____ RECORDS FOR THIS EXERCISE

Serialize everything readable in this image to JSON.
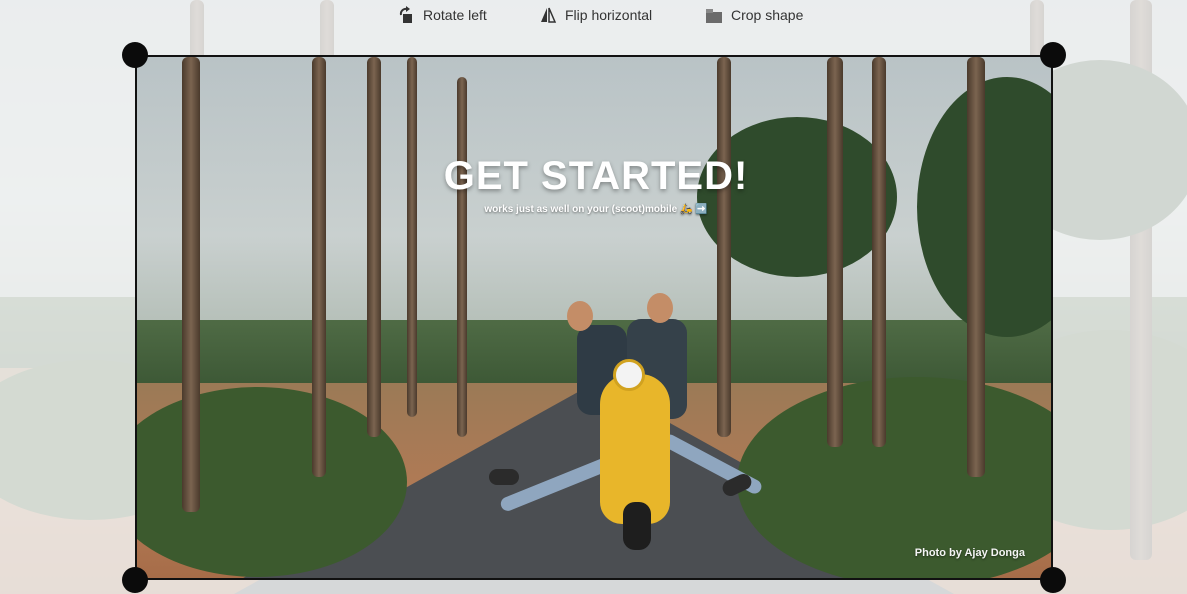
{
  "toolbar": {
    "rotate_left": {
      "label": "Rotate left",
      "icon": "rotate-left-icon"
    },
    "flip_horizontal": {
      "label": "Flip horizontal",
      "icon": "flip-horizontal-icon"
    },
    "crop_shape": {
      "label": "Crop shape",
      "icon": "crop-shape-icon"
    }
  },
  "photo": {
    "title": "GET STARTED!",
    "subtitle": "works just as well on your (scoot)mobile 🛵 ➡️",
    "credit": "Photo by Ajay Donga"
  },
  "colors": {
    "handle": "#0b0b0b",
    "crop_border": "#111111",
    "scooter": "#e8b62a"
  }
}
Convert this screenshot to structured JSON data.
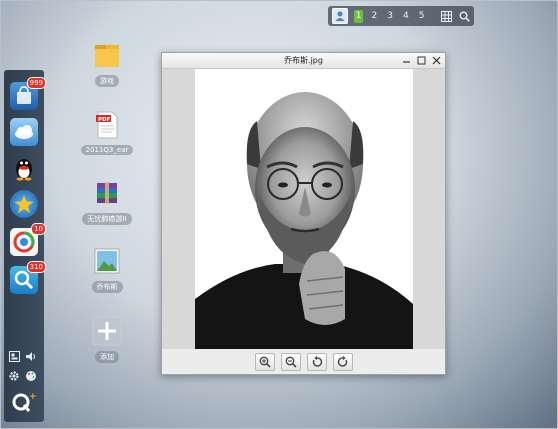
{
  "topbar": {
    "pages": [
      "1",
      "2",
      "3",
      "4",
      "5"
    ],
    "active_page": "1",
    "icons": [
      "avatar-icon",
      "grid-icon",
      "search-icon"
    ]
  },
  "dock": {
    "apps": [
      {
        "name": "app-store",
        "badge": "999"
      },
      {
        "name": "cloud-drive",
        "badge": ""
      },
      {
        "name": "qq",
        "badge": ""
      },
      {
        "name": "star-app",
        "badge": ""
      },
      {
        "name": "browser",
        "badge": "10"
      },
      {
        "name": "search-app",
        "badge": "310"
      }
    ],
    "bottom_icons": [
      "window-icon",
      "volume-icon",
      "settings-icon",
      "palette-icon",
      "qplus-logo"
    ]
  },
  "desktop": {
    "icons": [
      {
        "label": "游戏",
        "type": "folder"
      },
      {
        "label": "2011Q3_ear",
        "type": "pdf"
      },
      {
        "label": "无忧肺癌游II",
        "type": "archive"
      },
      {
        "label": "乔布斯",
        "type": "image"
      },
      {
        "label": "添加",
        "type": "add"
      }
    ]
  },
  "viewer": {
    "title": "乔布斯.jpg",
    "controls": [
      "minimize-icon",
      "maximize-icon",
      "close-icon"
    ],
    "tools": [
      "zoom-in-icon",
      "zoom-out-icon",
      "rotate-left-icon",
      "rotate-right-icon"
    ]
  },
  "colors": {
    "accent_green": "#6abf3b",
    "badge_red": "#e0332b",
    "dock_bg": "#2f3d4d"
  }
}
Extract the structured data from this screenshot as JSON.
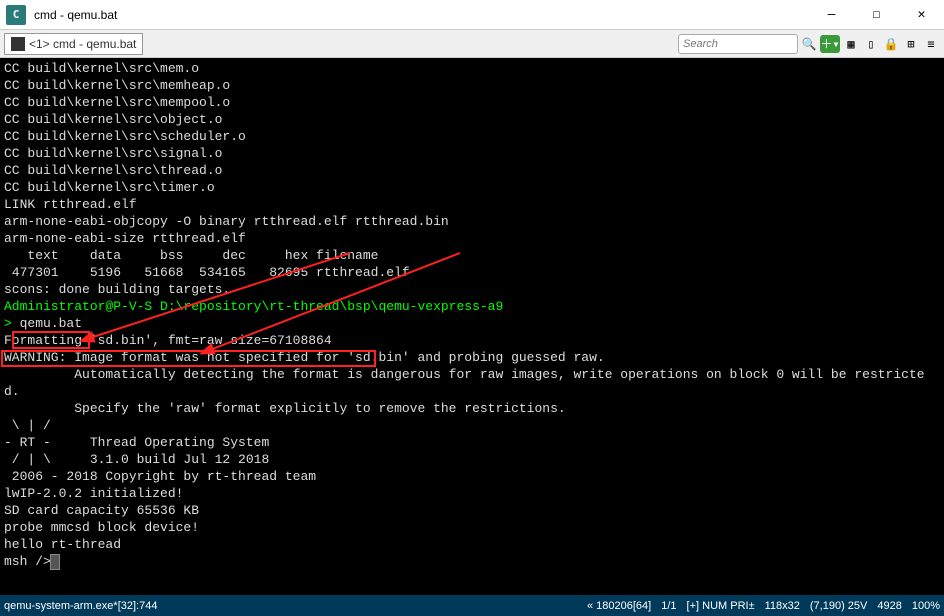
{
  "window": {
    "title": "cmd - qemu.bat",
    "app_icon_text": "C"
  },
  "tab": {
    "label": "<1> cmd - qemu.bat"
  },
  "search": {
    "placeholder": "Search"
  },
  "terminal": {
    "lines": [
      "CC build\\kernel\\src\\mem.o",
      "CC build\\kernel\\src\\memheap.o",
      "CC build\\kernel\\src\\mempool.o",
      "CC build\\kernel\\src\\object.o",
      "CC build\\kernel\\src\\scheduler.o",
      "CC build\\kernel\\src\\signal.o",
      "CC build\\kernel\\src\\thread.o",
      "CC build\\kernel\\src\\timer.o",
      "LINK rtthread.elf",
      "arm-none-eabi-objcopy -O binary rtthread.elf rtthread.bin",
      "arm-none-eabi-size rtthread.elf",
      "   text    data     bss     dec     hex filename",
      " 477301    5196   51668  534165   82695 rtthread.elf",
      "scons: done building targets.",
      ""
    ],
    "prompt_line": "Administrator@P-V-S D:\\repository\\rt-thread\\bsp\\qemu-vexpress-a9",
    "cmd_prompt": "> ",
    "cmd_text": "qemu.bat",
    "after_cmd": [
      "Formatting 'sd.bin', fmt=raw size=67108864",
      "WARNING: Image format was not specified for 'sd.bin' and probing guessed raw.",
      "         Automatically detecting the format is dangerous for raw images, write operations on block 0 will be restricte",
      "d.",
      "         Specify the 'raw' format explicitly to remove the restrictions.",
      "",
      " \\ | /",
      "- RT -     Thread Operating System",
      " / | \\     3.1.0 build Jul 12 2018",
      " 2006 - 2018 Copyright by rt-thread team",
      "lwIP-2.0.2 initialized!",
      "SD card capacity 65536 KB",
      "probe mmcsd block device!",
      "hello rt-thread"
    ],
    "msh_prompt": "msh />"
  },
  "status": {
    "left": "qemu-system-arm.exe*[32]:744",
    "items": [
      "« 180206[64]",
      "1/1",
      "[+] NUM  PRI±",
      "118x32",
      "(7,190) 25V",
      "4928",
      "100%"
    ]
  }
}
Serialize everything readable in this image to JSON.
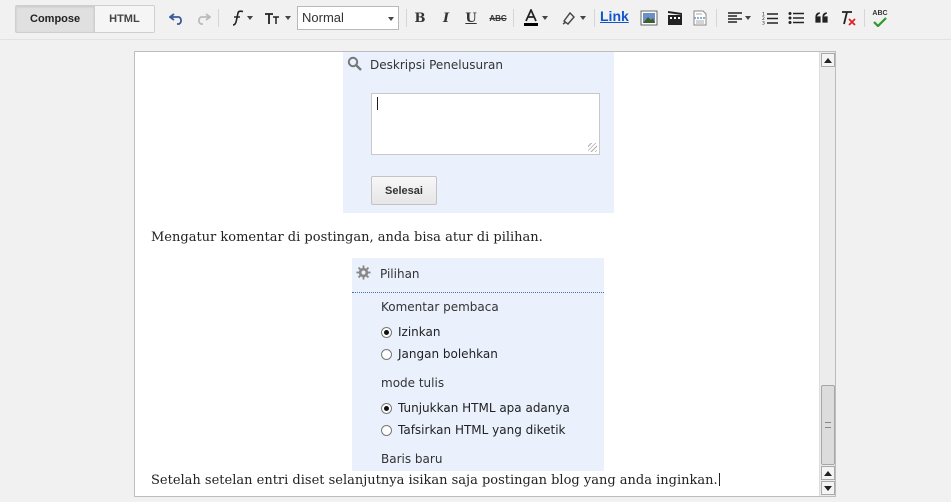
{
  "toolbar": {
    "mode_tabs": {
      "compose": "Compose",
      "html": "HTML"
    },
    "format_select": {
      "value": "Normal"
    },
    "link_label": "Link",
    "spell_label": "ABC",
    "strike_label": "ABC",
    "text_color_accent": "#000000",
    "link_color": "#1155cc"
  },
  "editor": {
    "search_panel": {
      "title": "Deskripsi Penelusuran",
      "textarea_value": "",
      "done_button": "Selesai"
    },
    "paragraph_1": "Mengatur komentar di postingan, anda bisa atur di pilihan.",
    "options_panel": {
      "title": "Pilihan",
      "reader_comments": {
        "label": "Komentar pembaca",
        "options": [
          {
            "label": "Izinkan",
            "selected": true
          },
          {
            "label": "Jangan bolehkan",
            "selected": false
          }
        ]
      },
      "compose_mode": {
        "label": "mode tulis",
        "options": [
          {
            "label": "Tunjukkan HTML apa adanya",
            "selected": true
          },
          {
            "label": "Tafsirkan HTML yang diketik",
            "selected": false
          }
        ]
      },
      "line_breaks": {
        "label": "Baris baru"
      }
    },
    "paragraph_2": "Setelah setelan entri diset selanjutnya isikan saja postingan blog yang anda inginkan."
  }
}
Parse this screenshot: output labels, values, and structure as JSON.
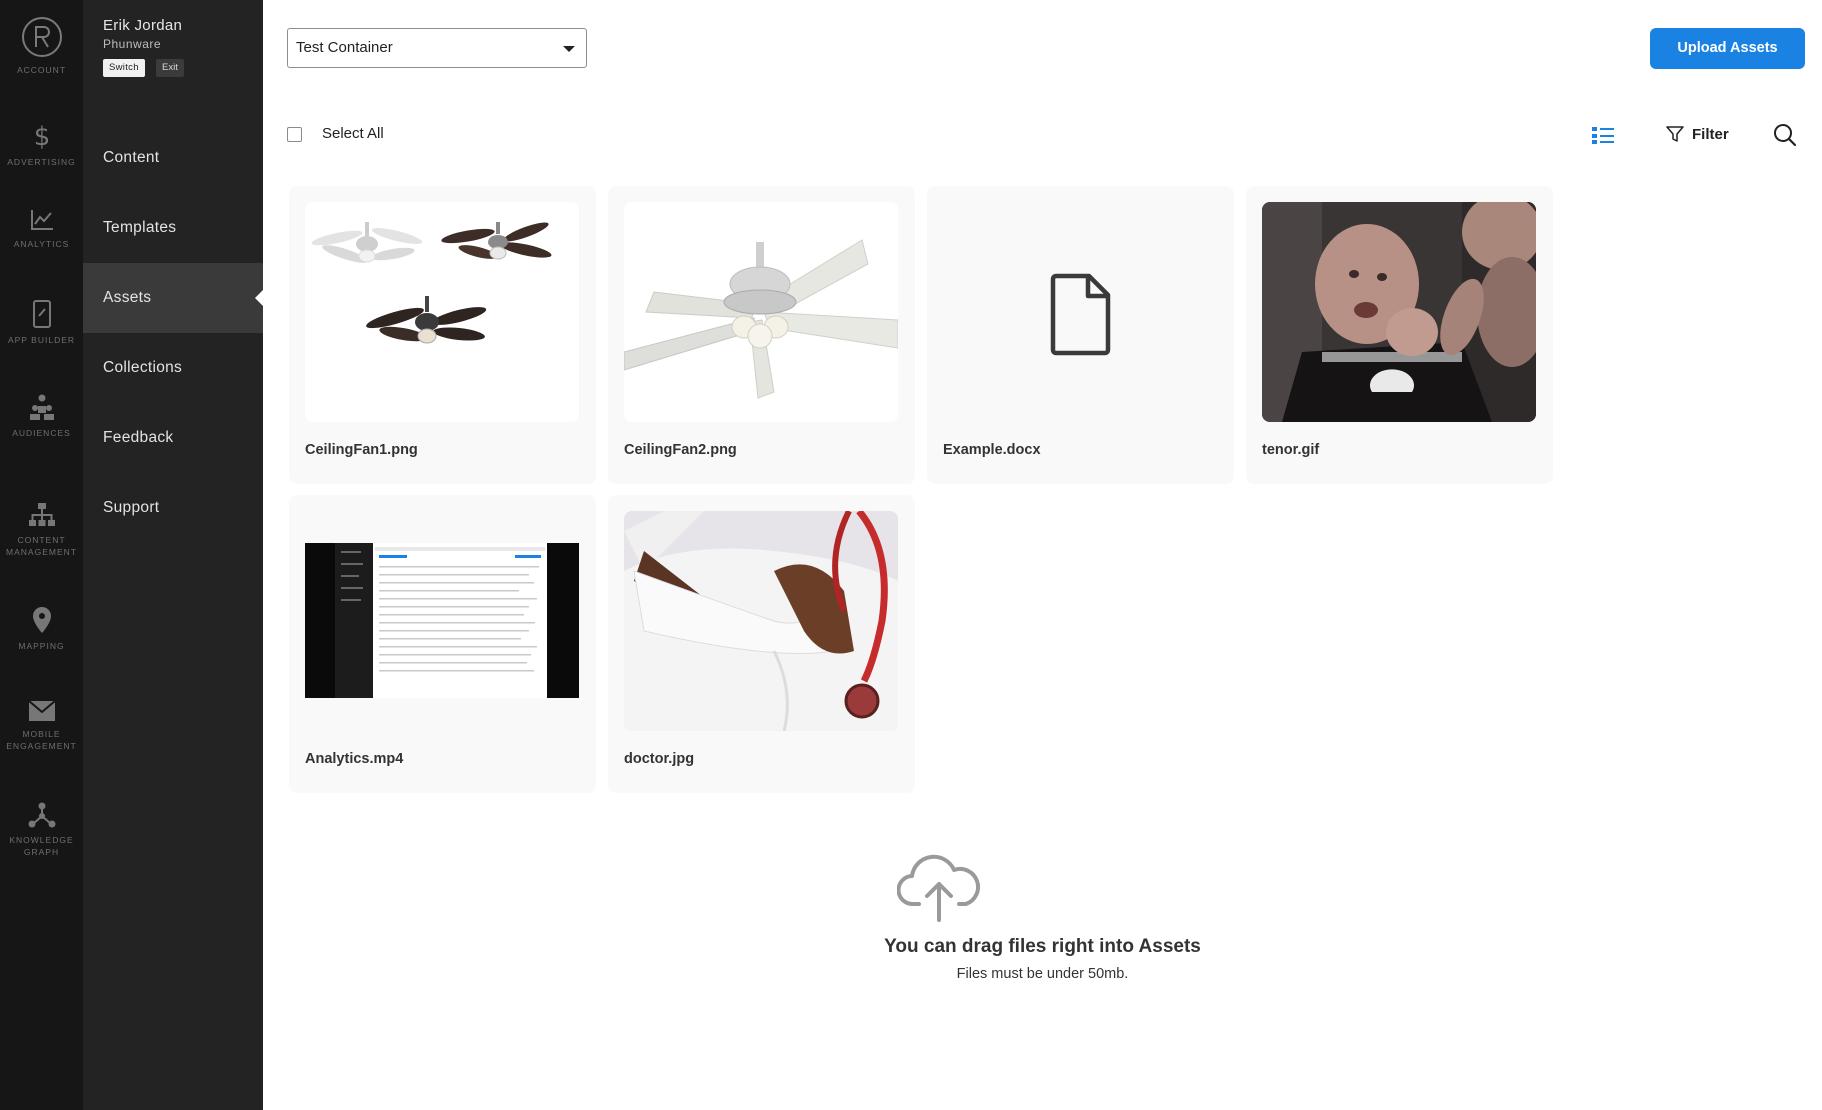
{
  "rail": {
    "account_label": "ACCOUNT",
    "items": [
      {
        "label": "ADVERTISING",
        "icon": "dollar-icon"
      },
      {
        "label": "ANALYTICS",
        "icon": "line-chart-icon"
      },
      {
        "label": "APP BUILDER",
        "icon": "phone-icon"
      },
      {
        "label": "AUDIENCES",
        "icon": "people-icon"
      },
      {
        "label": "CONTENT MANAGEMENT",
        "icon": "hierarchy-icon"
      },
      {
        "label": "MAPPING",
        "icon": "map-pin-icon"
      },
      {
        "label": "MOBILE ENGAGEMENT",
        "icon": "envelope-icon"
      },
      {
        "label": "KNOWLEDGE GRAPH",
        "icon": "graph-icon"
      }
    ]
  },
  "user": {
    "name": "Erik Jordan",
    "org": "Phunware",
    "switch_label": "Switch",
    "exit_label": "Exit"
  },
  "nav": {
    "items": [
      {
        "label": "Content"
      },
      {
        "label": "Templates"
      },
      {
        "label": "Assets",
        "active": true
      },
      {
        "label": "Collections"
      },
      {
        "label": "Feedback"
      },
      {
        "label": "Support"
      }
    ]
  },
  "toolbar": {
    "container_select_value": "Test Container",
    "upload_label": "Upload Assets",
    "select_all_label": "Select All",
    "filter_label": "Filter"
  },
  "assets": [
    {
      "name": "CeilingFan1.png",
      "thumb": "three-ceiling-fans"
    },
    {
      "name": "CeilingFan2.png",
      "thumb": "white-ceiling-fan"
    },
    {
      "name": "Example.docx",
      "thumb": "document-icon"
    },
    {
      "name": "tenor.gif",
      "thumb": "baby-photo"
    },
    {
      "name": "Analytics.mp4",
      "thumb": "video-screenshot"
    },
    {
      "name": "doctor.jpg",
      "thumb": "doctor-photo"
    }
  ],
  "drop_zone": {
    "title": "You can drag files right into Assets",
    "subtitle": "Files must be under 50mb."
  },
  "colors": {
    "accent": "#1a82e2",
    "rail_bg": "#161616",
    "nav_bg": "#232323",
    "nav_active_bg": "#3a3a3a"
  }
}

________

▶ _WHAT THE EXERCISE ASKS_:
Without the pictures, reproduce every line of the records above exactly.

▶ _CORRECT ANSWER_:
Serialize everything readable in this image to JSON.
{
  "toolbar": {
    "rotate_left": {
      "label": "Rotate left",
      "icon": "rotate-left-icon"
    },
    "flip_horizontal": {
      "label": "Flip horizontal",
      "icon": "flip-horizontal-icon"
    },
    "crop_shape": {
      "label": "Crop shape",
      "icon": "crop-shape-icon"
    }
  },
  "photo": {
    "title": "GET STARTED!",
    "subtitle": "works just as well on your (scoot)mobile 🛵 ➡️",
    "credit": "Photo by Ajay Donga"
  },
  "colors": {
    "handle": "#0b0b0b",
    "crop_border": "#111111",
    "scooter": "#e8b62a"
  }
}
Convert this screenshot to structured JSON data.
{
  "topbar": {
    "pages": [
      "1",
      "2",
      "3",
      "4",
      "5"
    ],
    "active_page": "1",
    "icons": [
      "avatar-icon",
      "grid-icon",
      "search-icon"
    ]
  },
  "dock": {
    "apps": [
      {
        "name": "app-store",
        "badge": "999"
      },
      {
        "name": "cloud-drive",
        "badge": ""
      },
      {
        "name": "qq",
        "badge": ""
      },
      {
        "name": "star-app",
        "badge": ""
      },
      {
        "name": "browser",
        "badge": "10"
      },
      {
        "name": "search-app",
        "badge": "310"
      }
    ],
    "bottom_icons": [
      "window-icon",
      "volume-icon",
      "settings-icon",
      "palette-icon",
      "qplus-logo"
    ]
  },
  "desktop": {
    "icons": [
      {
        "label": "游戏",
        "type": "folder"
      },
      {
        "label": "2011Q3_ear",
        "type": "pdf"
      },
      {
        "label": "无忧肺癌游II",
        "type": "archive"
      },
      {
        "label": "乔布斯",
        "type": "image"
      },
      {
        "label": "添加",
        "type": "add"
      }
    ]
  },
  "viewer": {
    "title": "乔布斯.jpg",
    "controls": [
      "minimize-icon",
      "maximize-icon",
      "close-icon"
    ],
    "tools": [
      "zoom-in-icon",
      "zoom-out-icon",
      "rotate-left-icon",
      "rotate-right-icon"
    ]
  },
  "colors": {
    "accent_green": "#6abf3b",
    "badge_red": "#e0332b",
    "dock_bg": "#2f3d4d"
  }
}
Extract the structured data from this screenshot as JSON.
{
  "window": {
    "title": "cmd - qemu.bat",
    "app_icon_text": "C"
  },
  "tab": {
    "label": "<1> cmd - qemu.bat"
  },
  "search": {
    "placeholder": "Search"
  },
  "terminal": {
    "lines": [
      "CC build\\kernel\\src\\mem.o",
      "CC build\\kernel\\src\\memheap.o",
      "CC build\\kernel\\src\\mempool.o",
      "CC build\\kernel\\src\\object.o",
      "CC build\\kernel\\src\\scheduler.o",
      "CC build\\kernel\\src\\signal.o",
      "CC build\\kernel\\src\\thread.o",
      "CC build\\kernel\\src\\timer.o",
      "LINK rtthread.elf",
      "arm-none-eabi-objcopy -O binary rtthread.elf rtthread.bin",
      "arm-none-eabi-size rtthread.elf",
      "   text    data     bss     dec     hex filename",
      " 477301    5196   51668  534165   82695 rtthread.elf",
      "scons: done building targets.",
      ""
    ],
    "prompt_line": "Administrator@P-V-S D:\\repository\\rt-thread\\bsp\\qemu-vexpress-a9",
    "cmd_prompt": "> ",
    "cmd_text": "qemu.bat",
    "after_cmd": [
      "Formatting 'sd.bin', fmt=raw size=67108864",
      "WARNING: Image format was not specified for 'sd.bin' and probing guessed raw.",
      "         Automatically detecting the format is dangerous for raw images, write operations on block 0 will be restricte",
      "d.",
      "         Specify the 'raw' format explicitly to remove the restrictions.",
      "",
      " \\ | /",
      "- RT -     Thread Operating System",
      " / | \\     3.1.0 build Jul 12 2018",
      " 2006 - 2018 Copyright by rt-thread team",
      "lwIP-2.0.2 initialized!",
      "SD card capacity 65536 KB",
      "probe mmcsd block device!",
      "hello rt-thread"
    ],
    "msh_prompt": "msh />"
  },
  "status": {
    "left": "qemu-system-arm.exe*[32]:744",
    "items": [
      "« 180206[64]",
      "1/1",
      "[+] NUM  PRI±",
      "118x32",
      "(7,190) 25V",
      "4928",
      "100%"
    ]
  }
}
Serialize everything readable in this image to JSON.
{
  "toolbar": {
    "mode_tabs": {
      "compose": "Compose",
      "html": "HTML"
    },
    "format_select": {
      "value": "Normal"
    },
    "link_label": "Link",
    "spell_label": "ABC",
    "strike_label": "ABC",
    "text_color_accent": "#000000",
    "link_color": "#1155cc"
  },
  "editor": {
    "search_panel": {
      "title": "Deskripsi Penelusuran",
      "textarea_value": "",
      "done_button": "Selesai"
    },
    "paragraph_1": "Mengatur komentar di postingan, anda bisa atur di pilihan.",
    "options_panel": {
      "title": "Pilihan",
      "reader_comments": {
        "label": "Komentar pembaca",
        "options": [
          {
            "label": "Izinkan",
            "selected": true
          },
          {
            "label": "Jangan bolehkan",
            "selected": false
          }
        ]
      },
      "compose_mode": {
        "label": "mode tulis",
        "options": [
          {
            "label": "Tunjukkan HTML apa adanya",
            "selected": true
          },
          {
            "label": "Tafsirkan HTML yang diketik",
            "selected": false
          }
        ]
      },
      "line_breaks": {
        "label": "Baris baru"
      }
    },
    "paragraph_2": "Setelah setelan entri diset selanjutnya isikan saja postingan blog yang anda inginkan."
  }
}
Parse this screenshot: output labels, values, and structure as JSON.
{
  "rail": {
    "account_label": "ACCOUNT",
    "items": [
      {
        "label": "ADVERTISING",
        "icon": "dollar-icon"
      },
      {
        "label": "ANALYTICS",
        "icon": "line-chart-icon"
      },
      {
        "label": "APP BUILDER",
        "icon": "phone-icon"
      },
      {
        "label": "AUDIENCES",
        "icon": "people-icon"
      },
      {
        "label": "CONTENT MANAGEMENT",
        "icon": "hierarchy-icon"
      },
      {
        "label": "MAPPING",
        "icon": "map-pin-icon"
      },
      {
        "label": "MOBILE ENGAGEMENT",
        "icon": "envelope-icon"
      },
      {
        "label": "KNOWLEDGE GRAPH",
        "icon": "graph-icon"
      }
    ]
  },
  "user": {
    "name": "Erik Jordan",
    "org": "Phunware",
    "switch_label": "Switch",
    "exit_label": "Exit"
  },
  "nav": {
    "items": [
      {
        "label": "Content"
      },
      {
        "label": "Templates"
      },
      {
        "label": "Assets",
        "active": true
      },
      {
        "label": "Collections"
      },
      {
        "label": "Feedback"
      },
      {
        "label": "Support"
      }
    ]
  },
  "toolbar": {
    "container_select_value": "Test Container",
    "upload_label": "Upload Assets",
    "select_all_label": "Select All",
    "filter_label": "Filter"
  },
  "assets": [
    {
      "name": "CeilingFan1.png",
      "thumb": "three-ceiling-fans"
    },
    {
      "name": "CeilingFan2.png",
      "thumb": "white-ceiling-fan"
    },
    {
      "name": "Example.docx",
      "thumb": "document-icon"
    },
    {
      "name": "tenor.gif",
      "thumb": "baby-photo"
    },
    {
      "name": "Analytics.mp4",
      "thumb": "video-screenshot"
    },
    {
      "name": "doctor.jpg",
      "thumb": "doctor-photo"
    }
  ],
  "drop_zone": {
    "title": "You can drag files right into Assets",
    "subtitle": "Files must be under 50mb."
  },
  "colors": {
    "accent": "#1a82e2",
    "rail_bg": "#161616",
    "nav_bg": "#232323",
    "nav_active_bg": "#3a3a3a"
  }
}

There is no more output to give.